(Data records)
· · ·
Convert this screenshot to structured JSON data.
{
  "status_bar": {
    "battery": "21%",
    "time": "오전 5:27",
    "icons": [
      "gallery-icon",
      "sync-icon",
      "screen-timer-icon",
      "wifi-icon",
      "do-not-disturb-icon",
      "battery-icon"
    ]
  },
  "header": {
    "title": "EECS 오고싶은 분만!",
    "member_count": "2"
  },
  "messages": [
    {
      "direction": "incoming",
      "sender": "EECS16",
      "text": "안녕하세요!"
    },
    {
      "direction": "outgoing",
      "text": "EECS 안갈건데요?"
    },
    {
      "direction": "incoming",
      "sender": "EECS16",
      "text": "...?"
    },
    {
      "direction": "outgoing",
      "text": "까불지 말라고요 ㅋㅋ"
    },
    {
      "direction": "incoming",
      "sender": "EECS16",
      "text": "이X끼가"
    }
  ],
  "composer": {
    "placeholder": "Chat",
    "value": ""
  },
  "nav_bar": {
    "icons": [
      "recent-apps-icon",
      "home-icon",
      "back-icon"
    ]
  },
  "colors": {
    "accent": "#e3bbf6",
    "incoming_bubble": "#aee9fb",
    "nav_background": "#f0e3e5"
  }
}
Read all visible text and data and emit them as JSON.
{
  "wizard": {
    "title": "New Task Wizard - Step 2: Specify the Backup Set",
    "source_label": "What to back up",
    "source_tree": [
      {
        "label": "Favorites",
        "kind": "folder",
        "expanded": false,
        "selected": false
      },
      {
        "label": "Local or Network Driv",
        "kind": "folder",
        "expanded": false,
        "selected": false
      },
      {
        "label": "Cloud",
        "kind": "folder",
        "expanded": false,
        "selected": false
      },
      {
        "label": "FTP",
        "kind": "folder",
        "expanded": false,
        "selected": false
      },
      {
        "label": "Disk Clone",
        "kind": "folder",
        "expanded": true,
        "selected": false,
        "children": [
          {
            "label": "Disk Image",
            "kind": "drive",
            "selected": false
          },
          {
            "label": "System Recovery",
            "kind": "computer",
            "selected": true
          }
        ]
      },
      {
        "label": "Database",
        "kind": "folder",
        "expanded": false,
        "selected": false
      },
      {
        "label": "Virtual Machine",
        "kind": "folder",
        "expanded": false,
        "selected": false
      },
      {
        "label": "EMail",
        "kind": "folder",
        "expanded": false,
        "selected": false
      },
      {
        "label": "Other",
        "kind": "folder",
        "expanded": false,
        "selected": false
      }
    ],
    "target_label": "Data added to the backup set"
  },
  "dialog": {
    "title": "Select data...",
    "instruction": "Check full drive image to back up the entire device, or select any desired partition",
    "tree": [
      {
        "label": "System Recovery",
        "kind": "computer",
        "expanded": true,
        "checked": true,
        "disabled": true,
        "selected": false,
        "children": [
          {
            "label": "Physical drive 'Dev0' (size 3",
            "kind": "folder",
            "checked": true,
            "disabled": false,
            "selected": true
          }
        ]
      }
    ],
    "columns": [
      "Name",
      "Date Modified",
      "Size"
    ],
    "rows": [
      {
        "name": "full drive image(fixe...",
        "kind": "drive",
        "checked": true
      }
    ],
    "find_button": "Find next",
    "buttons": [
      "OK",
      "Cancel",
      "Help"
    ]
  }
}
· · ·
• **REQUIRED TASK**
Go through the data above and find the lines with the word "JSON". Copy each of those lines.

• **SOLUTION FOR THIS EXERCISE**
Convert this screenshot to structured JSON data.
Read all visible text and data and emit them as JSON.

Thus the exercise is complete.